My Homage to Olivia Pope
For the past six years, I have been glued to my couch every Thursday watching Shonda Rhimes’ Scandal. Although the finale aired more than a week ago, I am still in mourning that one of my favorite shows ended. Why did the ending of this show bother me so much? Why was Olivia Pope so important?
As I started reflecting, I thought about how this one character had an impact on society. Many of us were not just fascinated by her fashion, but her capacity to lead. In 2016, Jada Pinkett Smith prompted individuals to boycott the Oscars because of the lack of diversity in the nominations. It is two years later, and we still do not see enough women of color in leading roles on major television networks.
This year’s Black Panther solidified the importance of black representation. In honor of the movie, people wore African attire and gave each other the Wakanda salute. This movie exposed African-American children to other possibilities, whereas historically, many only saw themselves as basketball and football players rather than superheroes, engineers, or members of royalty. These positive depictions are not just needed for us, but for whites too. The overrepresentation of negative images often distorts their views of us.
Olivia was smart, beautiful, and in charge, which was a contrast to the subservient roles of yesteryear. With every episode, I became mesmerized by the eloquence of Papa Pope’s monologues, especially when directed to Olivia. He reminded me of the importance of black fathers and how they are instrumental in the shaping of their daughters. Papa Pope constantly reminded her to aim high, not to become blinded by the falsehood of worthiness, and that mediocrity was unacceptable. Throughout their exchanges, he often made her recite, “I have to be twice as good as them to get half of what they have”.

■ **Data section**:

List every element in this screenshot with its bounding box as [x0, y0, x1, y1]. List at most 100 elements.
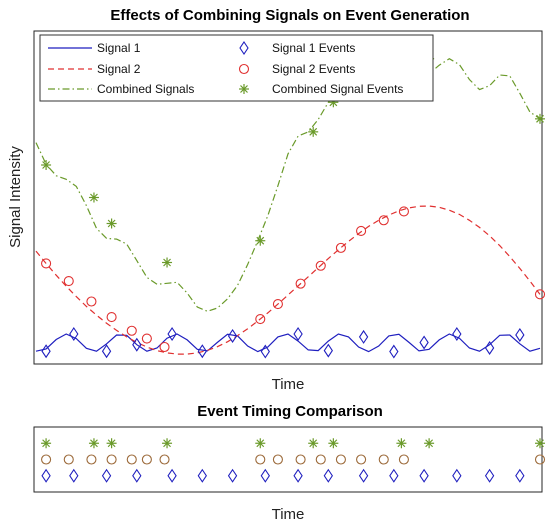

■ **Problems to work on**:
a) In the essay about Olivia Pope, what did Jada Pinkett Smith urge people to do in 2016?
b) In the essay about Olivia Pope, rewrite the part that opens with the words "This year’s Black" and closes with "views of us.", putting "traditional African clothing" in place of "African attire".
c) Translate this sentence from the essay about Olivia Pope into Spanish: "Olivia was smart, beautiful, and in charge, which was a contrast to the subservient roles of yesteryear."

■ **Solved tasks**:
a) She urged people to boycott the Oscars because of the lack of diversity in the nominations.

b)
This year’s Black Panther solidified the importance of black representation. In honor of the movie, people wore traditional African clothing and gave each other the Wakanda salute. This movie exposed African-American children to other possibilities, whereas historically, many only saw themselves as basketball and football players rather than superheroes, engineers, or members of royalty. These positive depictions are not just needed for us, but for whites too. The overrepresentation of negative images often distorts their views of us.

c) Olivia era inteligente, hermosa y tenía el mando, lo cual contrastaba con los papeles sumisos de antaño.